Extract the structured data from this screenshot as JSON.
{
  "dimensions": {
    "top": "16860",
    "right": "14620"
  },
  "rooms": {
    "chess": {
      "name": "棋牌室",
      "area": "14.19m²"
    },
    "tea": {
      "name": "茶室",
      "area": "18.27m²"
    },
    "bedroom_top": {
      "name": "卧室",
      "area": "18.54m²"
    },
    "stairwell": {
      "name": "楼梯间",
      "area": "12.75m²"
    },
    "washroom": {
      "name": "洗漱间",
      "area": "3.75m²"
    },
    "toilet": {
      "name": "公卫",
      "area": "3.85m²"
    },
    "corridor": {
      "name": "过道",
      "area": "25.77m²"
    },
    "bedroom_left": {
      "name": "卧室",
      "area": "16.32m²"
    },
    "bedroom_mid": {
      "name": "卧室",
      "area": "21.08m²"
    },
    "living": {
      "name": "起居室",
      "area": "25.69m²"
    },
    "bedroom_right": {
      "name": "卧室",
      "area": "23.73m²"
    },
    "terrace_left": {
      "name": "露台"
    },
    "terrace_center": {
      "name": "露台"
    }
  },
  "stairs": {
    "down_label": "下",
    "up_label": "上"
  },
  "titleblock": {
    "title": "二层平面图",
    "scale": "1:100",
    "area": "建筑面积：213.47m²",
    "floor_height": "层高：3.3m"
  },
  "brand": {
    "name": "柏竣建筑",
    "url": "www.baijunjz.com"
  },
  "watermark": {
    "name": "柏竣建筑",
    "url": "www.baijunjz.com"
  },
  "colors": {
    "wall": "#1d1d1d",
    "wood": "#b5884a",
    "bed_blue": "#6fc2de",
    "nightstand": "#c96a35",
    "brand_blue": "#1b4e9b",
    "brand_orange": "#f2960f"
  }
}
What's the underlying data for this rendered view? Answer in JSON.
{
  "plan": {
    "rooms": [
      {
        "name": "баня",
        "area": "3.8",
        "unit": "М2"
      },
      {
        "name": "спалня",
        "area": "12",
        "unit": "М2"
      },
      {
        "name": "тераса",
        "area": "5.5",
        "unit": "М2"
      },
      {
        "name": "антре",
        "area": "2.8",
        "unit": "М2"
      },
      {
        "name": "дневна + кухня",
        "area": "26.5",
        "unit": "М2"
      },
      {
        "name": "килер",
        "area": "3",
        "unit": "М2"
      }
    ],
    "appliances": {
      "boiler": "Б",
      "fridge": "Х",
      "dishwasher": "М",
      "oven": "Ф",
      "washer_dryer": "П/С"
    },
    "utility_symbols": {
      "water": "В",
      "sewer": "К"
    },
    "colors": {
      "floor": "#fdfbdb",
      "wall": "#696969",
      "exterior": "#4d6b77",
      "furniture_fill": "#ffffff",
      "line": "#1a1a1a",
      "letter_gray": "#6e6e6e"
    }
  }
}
************
■ **Exercise instructions**: Where a line in the material contains "this", copy that line.

■ **Exercise output**:
Extract the structured data from this screenshot as JSON.
What's the underlying data for this rendered view? Answer in JSON.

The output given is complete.